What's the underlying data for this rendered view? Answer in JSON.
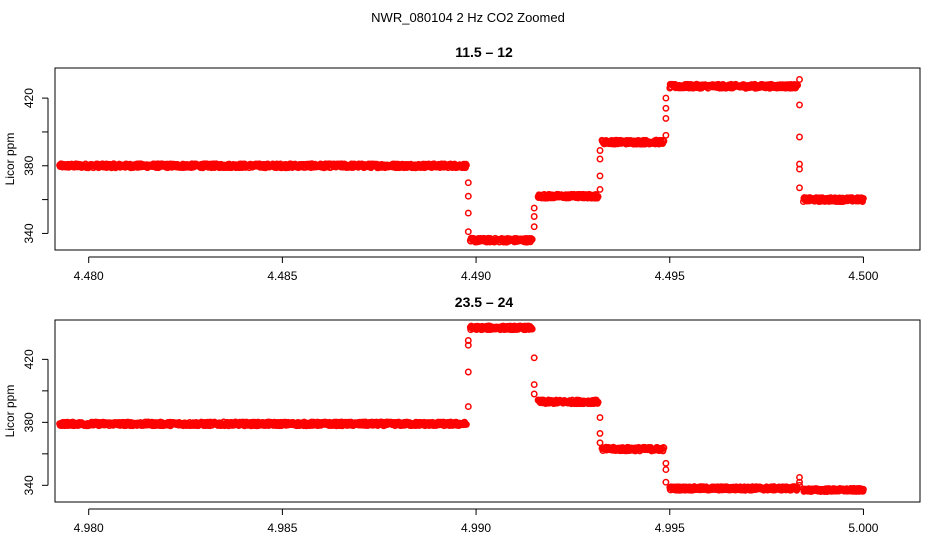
{
  "figure_title": "NWR_080104  2 Hz CO2 Zoomed",
  "colors": {
    "points": "#ff0000",
    "axes": "#000000",
    "background": "#ffffff"
  },
  "chart_data": [
    {
      "type": "scatter",
      "title": "11.5 – 12",
      "xlabel": "",
      "ylabel": "Licor ppm",
      "xlim": [
        4.47913,
        4.50146
      ],
      "ylim": [
        330.2,
        437.8
      ],
      "x_ticks": [
        4.48,
        4.485,
        4.49,
        4.495,
        4.5
      ],
      "x_tick_labels": [
        "4.480",
        "4.485",
        "4.490",
        "4.495",
        "4.500"
      ],
      "y_ticks": [
        340,
        380,
        420
      ],
      "y_tick_labels": [
        "340",
        "380",
        "420"
      ],
      "y_minor_ticks": [
        360,
        400
      ],
      "segments": [
        {
          "x_start": 4.47925,
          "x_end": 4.48975,
          "y": 380,
          "noise": 1.2
        },
        {
          "x_start": 4.48985,
          "x_end": 4.49145,
          "y": 336,
          "noise": 1.2
        },
        {
          "x_start": 4.4916,
          "x_end": 4.49315,
          "y": 362,
          "noise": 1.2
        },
        {
          "x_start": 4.49325,
          "x_end": 4.49485,
          "y": 394,
          "noise": 1.2
        },
        {
          "x_start": 4.495,
          "x_end": 4.4983,
          "y": 427,
          "noise": 1.2
        },
        {
          "x_start": 4.49845,
          "x_end": 4.5,
          "y": 360,
          "noise": 1.2
        }
      ],
      "transitions": [
        {
          "x": 4.4898,
          "y": [
            370,
            362,
            352,
            341
          ]
        },
        {
          "x": 4.4915,
          "y": [
            344,
            350,
            355
          ]
        },
        {
          "x": 4.4932,
          "y": [
            366,
            374,
            384,
            389
          ]
        },
        {
          "x": 4.4949,
          "y": [
            398,
            408,
            420,
            414
          ]
        },
        {
          "x": 4.49835,
          "y": [
            431,
            416,
            397,
            381,
            378,
            367
          ]
        }
      ]
    },
    {
      "type": "scatter",
      "title": "23.5 – 24",
      "xlabel": "",
      "ylabel": "Licor ppm",
      "xlim": [
        4.97913,
        5.00146
      ],
      "ylim": [
        329.4,
        445.0
      ],
      "x_ticks": [
        4.98,
        4.985,
        4.99,
        4.995,
        5.0
      ],
      "x_tick_labels": [
        "4.980",
        "4.985",
        "4.990",
        "4.995",
        "5.000"
      ],
      "y_ticks": [
        340,
        380,
        420
      ],
      "y_tick_labels": [
        "340",
        "380",
        "420"
      ],
      "y_minor_ticks": [
        360,
        400
      ],
      "segments": [
        {
          "x_start": 4.97925,
          "x_end": 4.98975,
          "y": 379,
          "noise": 1.2
        },
        {
          "x_start": 4.98985,
          "x_end": 4.99145,
          "y": 440,
          "noise": 1.2
        },
        {
          "x_start": 4.9916,
          "x_end": 4.99315,
          "y": 393,
          "noise": 1.2
        },
        {
          "x_start": 4.99325,
          "x_end": 4.99485,
          "y": 363,
          "noise": 1.2
        },
        {
          "x_start": 4.995,
          "x_end": 4.9983,
          "y": 338,
          "noise": 1.2
        },
        {
          "x_start": 4.99845,
          "x_end": 5.0,
          "y": 337,
          "noise": 1.0
        }
      ],
      "transitions": [
        {
          "x": 4.9898,
          "y": [
            390,
            412,
            429,
            432
          ]
        },
        {
          "x": 4.9915,
          "y": [
            421,
            404,
            398
          ]
        },
        {
          "x": 4.9932,
          "y": [
            383,
            373,
            367
          ]
        },
        {
          "x": 4.9949,
          "y": [
            354,
            350,
            342
          ]
        },
        {
          "x": 4.99835,
          "y": [
            345,
            342,
            340
          ]
        }
      ]
    }
  ]
}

++++

The task » Leave the pictures out, and print every line of the listing exactly as written.

Problem solution »
What's the underlying data for this rendered view? Answer in JSON.
{
  "figure_title": "NWR_080104  2 Hz CO2 Zoomed",
  "colors": {
    "points": "#ff0000",
    "axes": "#000000",
    "background": "#ffffff"
  },
  "chart_data": [
    {
      "type": "scatter",
      "title": "11.5 – 12",
      "xlabel": "",
      "ylabel": "Licor ppm",
      "xlim": [
        4.47913,
        4.50146
      ],
      "ylim": [
        330.2,
        437.8
      ],
      "x_ticks": [
        4.48,
        4.485,
        4.49,
        4.495,
        4.5
      ],
      "x_tick_labels": [
        "4.480",
        "4.485",
        "4.490",
        "4.495",
        "4.500"
      ],
      "y_ticks": [
        340,
        380,
        420
      ],
      "y_tick_labels": [
        "340",
        "380",
        "420"
      ],
      "y_minor_ticks": [
        360,
        400
      ],
      "segments": [
        {
          "x_start": 4.47925,
          "x_end": 4.48975,
          "y": 380,
          "noise": 1.2
        },
        {
          "x_start": 4.48985,
          "x_end": 4.49145,
          "y": 336,
          "noise": 1.2
        },
        {
          "x_start": 4.4916,
          "x_end": 4.49315,
          "y": 362,
          "noise": 1.2
        },
        {
          "x_start": 4.49325,
          "x_end": 4.49485,
          "y": 394,
          "noise": 1.2
        },
        {
          "x_start": 4.495,
          "x_end": 4.4983,
          "y": 427,
          "noise": 1.2
        },
        {
          "x_start": 4.49845,
          "x_end": 4.5,
          "y": 360,
          "noise": 1.2
        }
      ],
      "transitions": [
        {
          "x": 4.4898,
          "y": [
            370,
            362,
            352,
            341
          ]
        },
        {
          "x": 4.4915,
          "y": [
            344,
            350,
            355
          ]
        },
        {
          "x": 4.4932,
          "y": [
            366,
            374,
            384,
            389
          ]
        },
        {
          "x": 4.4949,
          "y": [
            398,
            408,
            420,
            414
          ]
        },
        {
          "x": 4.49835,
          "y": [
            431,
            416,
            397,
            381,
            378,
            367
          ]
        }
      ]
    },
    {
      "type": "scatter",
      "title": "23.5 – 24",
      "xlabel": "",
      "ylabel": "Licor ppm",
      "xlim": [
        4.97913,
        5.00146
      ],
      "ylim": [
        329.4,
        445.0
      ],
      "x_ticks": [
        4.98,
        4.985,
        4.99,
        4.995,
        5.0
      ],
      "x_tick_labels": [
        "4.980",
        "4.985",
        "4.990",
        "4.995",
        "5.000"
      ],
      "y_ticks": [
        340,
        380,
        420
      ],
      "y_tick_labels": [
        "340",
        "380",
        "420"
      ],
      "y_minor_ticks": [
        360,
        400
      ],
      "segments": [
        {
          "x_start": 4.97925,
          "x_end": 4.98975,
          "y": 379,
          "noise": 1.2
        },
        {
          "x_start": 4.98985,
          "x_end": 4.99145,
          "y": 440,
          "noise": 1.2
        },
        {
          "x_start": 4.9916,
          "x_end": 4.99315,
          "y": 393,
          "noise": 1.2
        },
        {
          "x_start": 4.99325,
          "x_end": 4.99485,
          "y": 363,
          "noise": 1.2
        },
        {
          "x_start": 4.995,
          "x_end": 4.9983,
          "y": 338,
          "noise": 1.2
        },
        {
          "x_start": 4.99845,
          "x_end": 5.0,
          "y": 337,
          "noise": 1.0
        }
      ],
      "transitions": [
        {
          "x": 4.9898,
          "y": [
            390,
            412,
            429,
            432
          ]
        },
        {
          "x": 4.9915,
          "y": [
            421,
            404,
            398
          ]
        },
        {
          "x": 4.9932,
          "y": [
            383,
            373,
            367
          ]
        },
        {
          "x": 4.9949,
          "y": [
            354,
            350,
            342
          ]
        },
        {
          "x": 4.99835,
          "y": [
            345,
            342,
            340
          ]
        }
      ]
    }
  ]
}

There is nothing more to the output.